(What you have to do) Copy each line of the entries that contains the word "Georgia".

Stored entries:
--- begin ---

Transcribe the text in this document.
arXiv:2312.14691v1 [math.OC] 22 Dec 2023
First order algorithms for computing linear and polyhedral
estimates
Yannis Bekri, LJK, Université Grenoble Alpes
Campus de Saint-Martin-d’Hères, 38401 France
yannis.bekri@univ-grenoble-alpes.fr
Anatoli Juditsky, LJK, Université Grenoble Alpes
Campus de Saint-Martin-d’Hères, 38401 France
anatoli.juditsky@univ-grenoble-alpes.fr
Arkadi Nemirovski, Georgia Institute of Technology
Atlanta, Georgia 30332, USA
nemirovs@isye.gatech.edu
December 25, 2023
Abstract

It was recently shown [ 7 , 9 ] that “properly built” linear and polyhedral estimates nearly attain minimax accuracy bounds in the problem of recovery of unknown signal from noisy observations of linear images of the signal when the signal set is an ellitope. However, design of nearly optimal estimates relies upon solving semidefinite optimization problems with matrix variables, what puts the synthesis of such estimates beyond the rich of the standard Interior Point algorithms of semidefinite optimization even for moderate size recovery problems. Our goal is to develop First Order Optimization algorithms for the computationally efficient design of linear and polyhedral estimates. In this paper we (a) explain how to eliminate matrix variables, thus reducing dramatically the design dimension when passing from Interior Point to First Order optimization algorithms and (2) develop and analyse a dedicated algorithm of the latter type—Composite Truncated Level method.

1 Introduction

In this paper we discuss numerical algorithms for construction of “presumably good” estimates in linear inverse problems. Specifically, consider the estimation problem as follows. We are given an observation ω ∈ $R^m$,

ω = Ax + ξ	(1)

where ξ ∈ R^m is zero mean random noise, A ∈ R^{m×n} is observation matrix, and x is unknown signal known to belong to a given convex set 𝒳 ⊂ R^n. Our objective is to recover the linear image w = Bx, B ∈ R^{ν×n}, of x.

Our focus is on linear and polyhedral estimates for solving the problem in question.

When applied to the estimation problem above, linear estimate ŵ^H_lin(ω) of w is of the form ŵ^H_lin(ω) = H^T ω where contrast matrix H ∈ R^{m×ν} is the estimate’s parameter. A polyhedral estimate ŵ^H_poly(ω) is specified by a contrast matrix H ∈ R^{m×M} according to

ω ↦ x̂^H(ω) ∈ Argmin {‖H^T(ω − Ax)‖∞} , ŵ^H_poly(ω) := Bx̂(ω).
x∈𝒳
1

--- end ---

(Result for this exercise)
Arkadi Nemirovski, Georgia Institute of Technology
Atlanta, Georgia 30332, USA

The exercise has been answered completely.